WORK TO COMPLETE
Your task is to repeat the entries word for word while leaving out the pictures.

::::::::::

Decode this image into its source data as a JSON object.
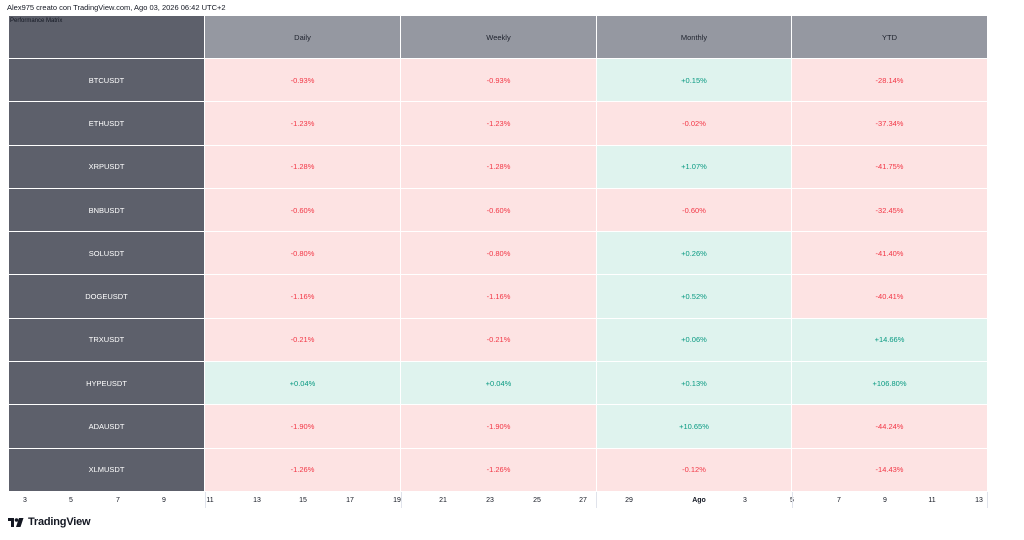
{
  "header_text": "Alex975 creato con TradingView.com, Ago 03, 2026 06:42 UTC+2",
  "table": {
    "title": "Performance Matrix",
    "columns": [
      "Daily",
      "Weekly",
      "Monthly",
      "YTD"
    ],
    "rows": [
      {
        "symbol": "BTCUSDT",
        "values": [
          "-0.93%",
          "-0.93%",
          "+0.15%",
          "-28.14%"
        ]
      },
      {
        "symbol": "ETHUSDT",
        "values": [
          "-1.23%",
          "-1.23%",
          "-0.02%",
          "-37.34%"
        ]
      },
      {
        "symbol": "XRPUSDT",
        "values": [
          "-1.28%",
          "-1.28%",
          "+1.07%",
          "-41.75%"
        ]
      },
      {
        "symbol": "BNBUSDT",
        "values": [
          "-0.60%",
          "-0.60%",
          "-0.60%",
          "-32.45%"
        ]
      },
      {
        "symbol": "SOLUSDT",
        "values": [
          "-0.80%",
          "-0.80%",
          "+0.26%",
          "-41.40%"
        ]
      },
      {
        "symbol": "DOGEUSDT",
        "values": [
          "-1.16%",
          "-1.16%",
          "+0.52%",
          "-40.41%"
        ]
      },
      {
        "symbol": "TRXUSDT",
        "values": [
          "-0.21%",
          "-0.21%",
          "+0.06%",
          "+14.66%"
        ]
      },
      {
        "symbol": "HYPEUSDT",
        "values": [
          "+0.04%",
          "+0.04%",
          "+0.13%",
          "+106.80%"
        ]
      },
      {
        "symbol": "ADAUSDT",
        "values": [
          "-1.90%",
          "-1.90%",
          "+10.65%",
          "-44.24%"
        ]
      },
      {
        "symbol": "XLMUSDT",
        "values": [
          "-1.26%",
          "-1.26%",
          "-0.12%",
          "-14.43%"
        ]
      }
    ]
  },
  "x_axis": {
    "ticks": [
      "3",
      "5",
      "7",
      "9",
      "11",
      "13",
      "15",
      "17",
      "19",
      "21",
      "23",
      "25",
      "27",
      "29",
      "Ago",
      "3",
      "5",
      "7",
      "9",
      "11",
      "13"
    ]
  },
  "colors": {
    "positive_text": "#089981",
    "negative_text": "#f23645",
    "positive_bg": "#dff3ee",
    "negative_bg": "#fde3e3",
    "header_bg": "#9598a1",
    "symbol_bg": "#5d606b"
  },
  "logo": {
    "text": "TradingView",
    "icon": "tradingview-logo-icon"
  }
}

::::::::::

RIGHT ANSWER
Decode this image into its source data as a JSON object.
{
  "header_text": "Alex975 creato con TradingView.com, Ago 03, 2026 06:42 UTC+2",
  "table": {
    "title": "Performance Matrix",
    "columns": [
      "Daily",
      "Weekly",
      "Monthly",
      "YTD"
    ],
    "rows": [
      {
        "symbol": "BTCUSDT",
        "values": [
          "-0.93%",
          "-0.93%",
          "+0.15%",
          "-28.14%"
        ]
      },
      {
        "symbol": "ETHUSDT",
        "values": [
          "-1.23%",
          "-1.23%",
          "-0.02%",
          "-37.34%"
        ]
      },
      {
        "symbol": "XRPUSDT",
        "values": [
          "-1.28%",
          "-1.28%",
          "+1.07%",
          "-41.75%"
        ]
      },
      {
        "symbol": "BNBUSDT",
        "values": [
          "-0.60%",
          "-0.60%",
          "-0.60%",
          "-32.45%"
        ]
      },
      {
        "symbol": "SOLUSDT",
        "values": [
          "-0.80%",
          "-0.80%",
          "+0.26%",
          "-41.40%"
        ]
      },
      {
        "symbol": "DOGEUSDT",
        "values": [
          "-1.16%",
          "-1.16%",
          "+0.52%",
          "-40.41%"
        ]
      },
      {
        "symbol": "TRXUSDT",
        "values": [
          "-0.21%",
          "-0.21%",
          "+0.06%",
          "+14.66%"
        ]
      },
      {
        "symbol": "HYPEUSDT",
        "values": [
          "+0.04%",
          "+0.04%",
          "+0.13%",
          "+106.80%"
        ]
      },
      {
        "symbol": "ADAUSDT",
        "values": [
          "-1.90%",
          "-1.90%",
          "+10.65%",
          "-44.24%"
        ]
      },
      {
        "symbol": "XLMUSDT",
        "values": [
          "-1.26%",
          "-1.26%",
          "-0.12%",
          "-14.43%"
        ]
      }
    ]
  },
  "x_axis": {
    "ticks": [
      "3",
      "5",
      "7",
      "9",
      "11",
      "13",
      "15",
      "17",
      "19",
      "21",
      "23",
      "25",
      "27",
      "29",
      "Ago",
      "3",
      "5",
      "7",
      "9",
      "11",
      "13"
    ]
  },
  "colors": {
    "positive_text": "#089981",
    "negative_text": "#f23645",
    "positive_bg": "#dff3ee",
    "negative_bg": "#fde3e3",
    "header_bg": "#9598a1",
    "symbol_bg": "#5d606b"
  },
  "logo": {
    "text": "TradingView",
    "icon": "tradingview-logo-icon"
  }
}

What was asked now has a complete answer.